• **WHAT TO WORK ON**: Reproduce the portion of the car forum thread below verbatim, starting at "Just got a new" and ending at "Fossilman (May 15, 2008)".

• **DOCUMENT EXTRACT**:
Just got a new Toyote Corolla Ascent (sedan) in "wild fire red", in Feb 08. Had a commodore before that that was starting to have problems. Went for something smaller to save money on petrol ($50 per week!!!) Had driven one as a hire car and liked it. Not modified, not that into my car.


----------



## Fossilman (May 15, 2008)

fuegan13 said:


> yeah rb25neo
> 
> its pretty stock.... 3 inch exhaust system is about it...
> as i said in an earlier post ill be putting a rb26dett in it later on
> ...



Sweet. Dont the rb25det neo and the rb26dett make about the same power anyway?? 

Sell me your rb25 man when you change engines because ill put the 25 head on my rb30 bottom end. Rb30det 

Nothing better than a turbo rb engine with a manual behind it, regardless of the car


----------



## aspidito (May 15, 2008)

fuegan13 said:


> You must have missed my reply a couple of pages back
> She will do a genuine 150mph+ 1990 Cosworth Sierra Sapphire with sensible stage 2 mods that I may part with for around $18K.



you must have misread my post..... i said handles better. handling has nothing to do with speed it can do.150 mph is no good when u cant go round corners. also mines still cheaper.... and im sorry to say looks nicer as well..[/QUOTE]

No I did not miss read it at all, it does 150mph & handles very well on adjustable Koni suspension, & as for looks that is your view


----------



## nutta (May 15, 2008)

• **INFORMATION SHOWN**:
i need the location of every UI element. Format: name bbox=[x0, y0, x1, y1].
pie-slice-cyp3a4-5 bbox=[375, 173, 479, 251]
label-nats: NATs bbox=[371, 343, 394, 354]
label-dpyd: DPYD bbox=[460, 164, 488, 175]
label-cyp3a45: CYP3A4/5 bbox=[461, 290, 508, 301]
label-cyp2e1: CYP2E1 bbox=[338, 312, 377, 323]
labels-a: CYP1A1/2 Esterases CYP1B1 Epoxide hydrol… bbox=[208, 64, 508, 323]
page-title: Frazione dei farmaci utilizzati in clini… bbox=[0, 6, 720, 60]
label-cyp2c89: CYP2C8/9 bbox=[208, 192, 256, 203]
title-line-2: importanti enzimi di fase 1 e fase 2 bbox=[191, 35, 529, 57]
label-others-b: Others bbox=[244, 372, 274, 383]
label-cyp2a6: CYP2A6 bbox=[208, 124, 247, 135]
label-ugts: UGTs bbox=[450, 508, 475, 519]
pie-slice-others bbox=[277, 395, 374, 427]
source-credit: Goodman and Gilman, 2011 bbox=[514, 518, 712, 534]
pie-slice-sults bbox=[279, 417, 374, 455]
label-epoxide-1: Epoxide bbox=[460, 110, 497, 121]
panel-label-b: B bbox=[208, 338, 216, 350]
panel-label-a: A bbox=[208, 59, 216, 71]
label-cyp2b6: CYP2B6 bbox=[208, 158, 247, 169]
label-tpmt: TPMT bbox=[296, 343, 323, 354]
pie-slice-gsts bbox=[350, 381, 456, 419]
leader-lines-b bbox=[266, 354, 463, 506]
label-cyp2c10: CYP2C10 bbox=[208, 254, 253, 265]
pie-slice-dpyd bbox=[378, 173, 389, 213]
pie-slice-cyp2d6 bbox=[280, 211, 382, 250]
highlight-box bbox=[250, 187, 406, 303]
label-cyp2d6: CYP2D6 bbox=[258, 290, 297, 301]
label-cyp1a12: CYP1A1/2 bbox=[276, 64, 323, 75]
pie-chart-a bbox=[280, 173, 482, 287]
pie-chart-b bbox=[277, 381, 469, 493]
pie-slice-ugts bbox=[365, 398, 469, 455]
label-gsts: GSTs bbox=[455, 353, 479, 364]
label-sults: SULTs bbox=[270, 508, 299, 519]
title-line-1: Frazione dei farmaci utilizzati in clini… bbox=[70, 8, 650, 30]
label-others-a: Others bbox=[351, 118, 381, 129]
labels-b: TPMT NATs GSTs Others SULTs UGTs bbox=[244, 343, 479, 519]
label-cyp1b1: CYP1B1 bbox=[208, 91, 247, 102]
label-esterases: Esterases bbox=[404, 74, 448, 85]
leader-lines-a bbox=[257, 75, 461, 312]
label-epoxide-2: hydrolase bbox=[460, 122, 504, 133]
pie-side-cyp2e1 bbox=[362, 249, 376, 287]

• **SOLUTION FOR THIS TASK**:
Just got a new Toyote Corolla Ascent (sedan) in "wild fire red", in Feb 08. Had a commodore before that that was starting to have problems. Went for something smaller to save money on petrol ($50 per week!!!) Had driven one as a hire car and liked it. Not modified, not that into my car.


----------



## Fossilman (May 15, 2008)